*** Given data ***

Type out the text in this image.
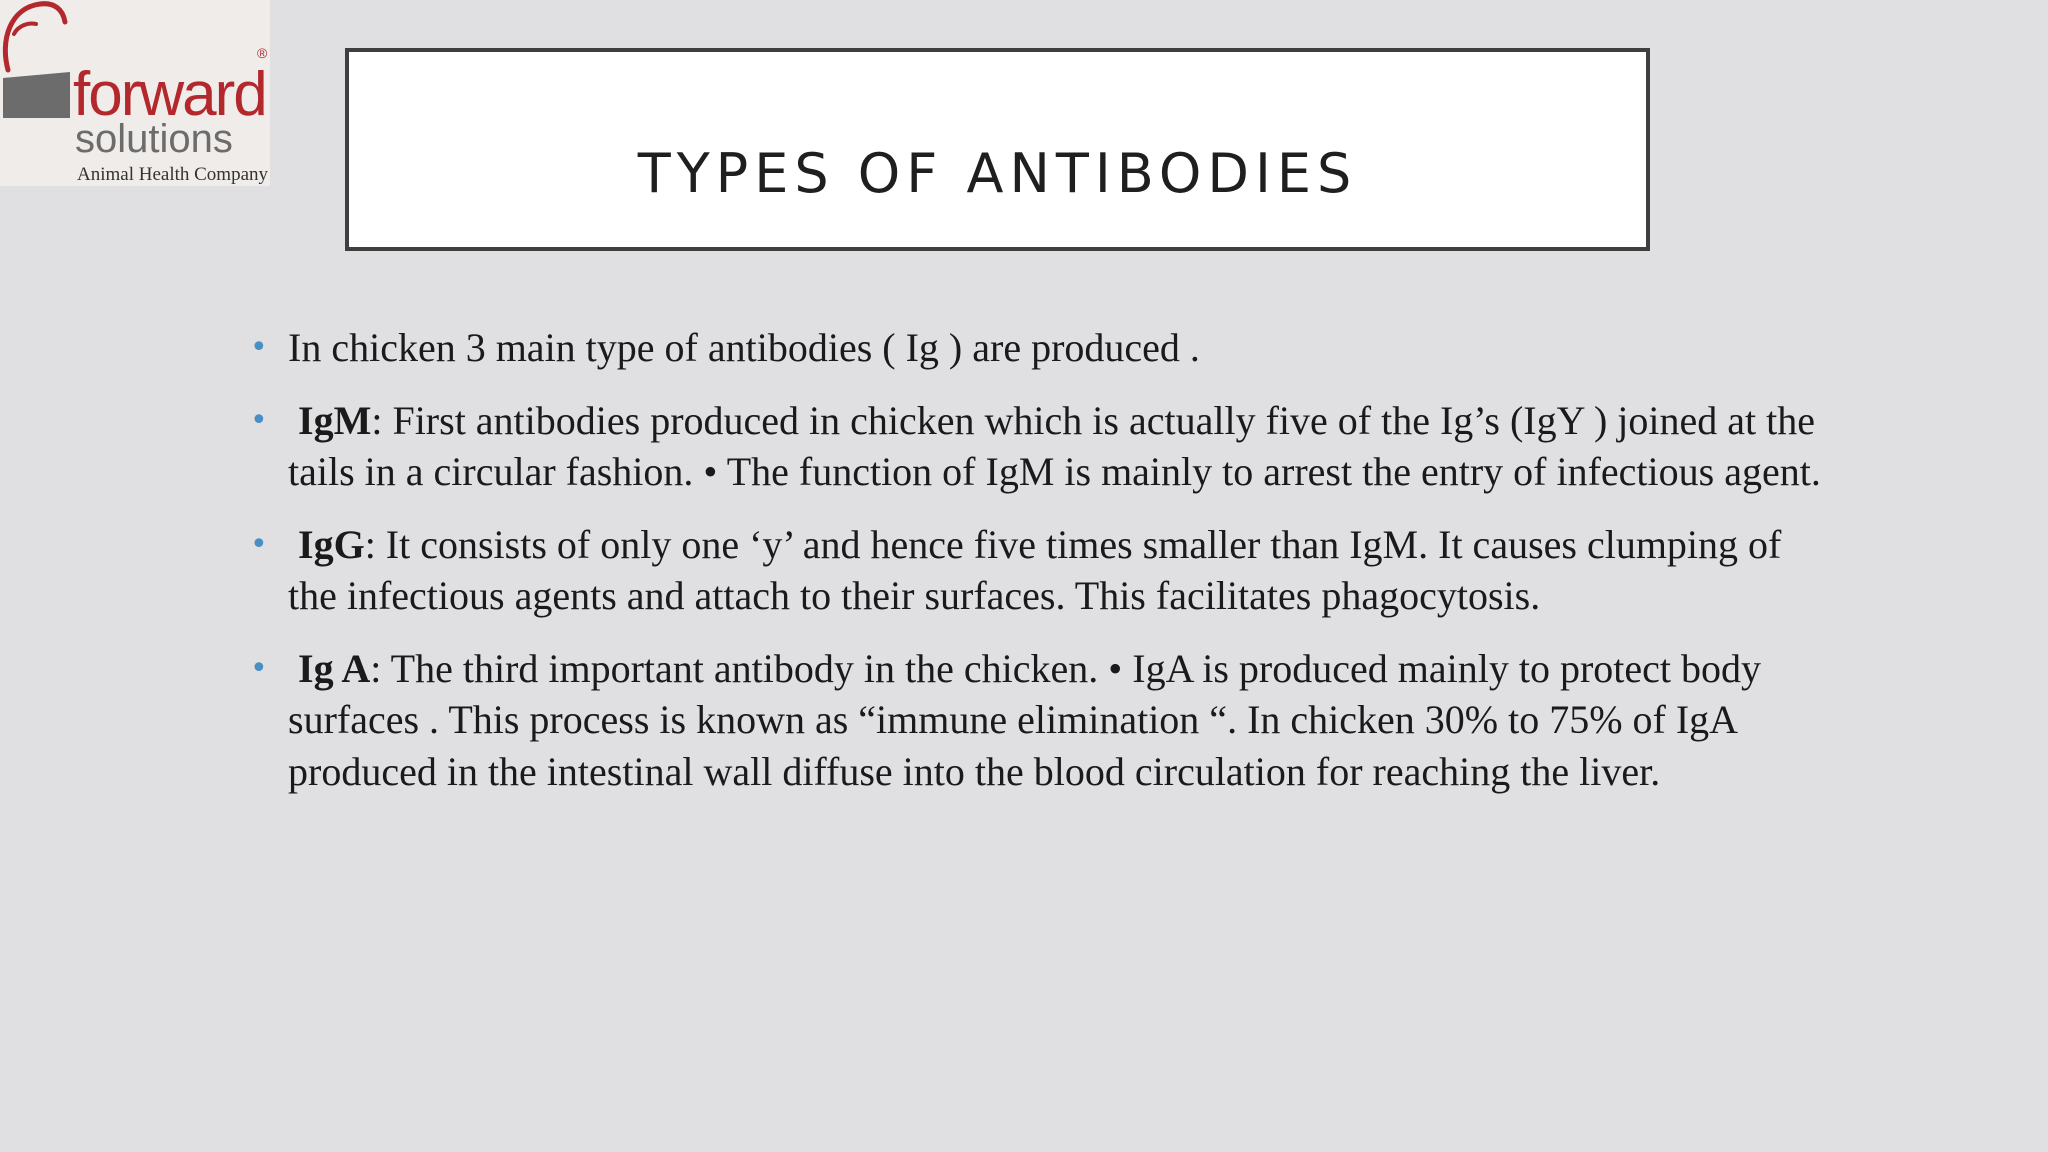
forward
®
solutions
Animal Health Company	TYPES OF ANTIBODIES
• In chicken 3 main type of antibodies ( Ig ) are produced .
• IgM: First antibodies produced in chicken which is actually five of the Ig’s (IgY ) joined at the tails in a circular fashion. • The function of IgM is mainly to arrest the entry of infectious agent.
• IgG: It consists of only one ‘y’ and hence five times smaller than IgM. It causes clumping of the infectious agents and attach to their surfaces. This facilitates phagocytosis.
• Ig A: The third important antibody in the chicken. • IgA is produced mainly to protect body surfaces . This process is known as “immune elimination “. In chicken 30% to 75% of IgA produced in the intestinal wall diffuse into the blood circulation for reaching the liver.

***

» Activity
Omit the pictures; set down each record exactly.

» Solution below
Type out the text in this image.
forward
®
solutions
Animal Health Company	TYPES OF ANTIBODIES
• In chicken 3 main type of antibodies ( Ig ) are produced .
• IgM: First antibodies produced in chicken which is actually five of the Ig’s (IgY ) joined at the tails in a circular fashion. • The function of IgM is mainly to arrest the entry of infectious agent.
• IgG: It consists of only one ‘y’ and hence five times smaller than IgM. It causes clumping of the infectious agents and attach to their surfaces. This facilitates phagocytosis.
• Ig A: The third important antibody in the chicken. • IgA is produced mainly to protect body surfaces . This process is known as “immune elimination “. In chicken 30% to 75% of IgA produced in the intestinal wall diffuse into the blood circulation for reaching the liver.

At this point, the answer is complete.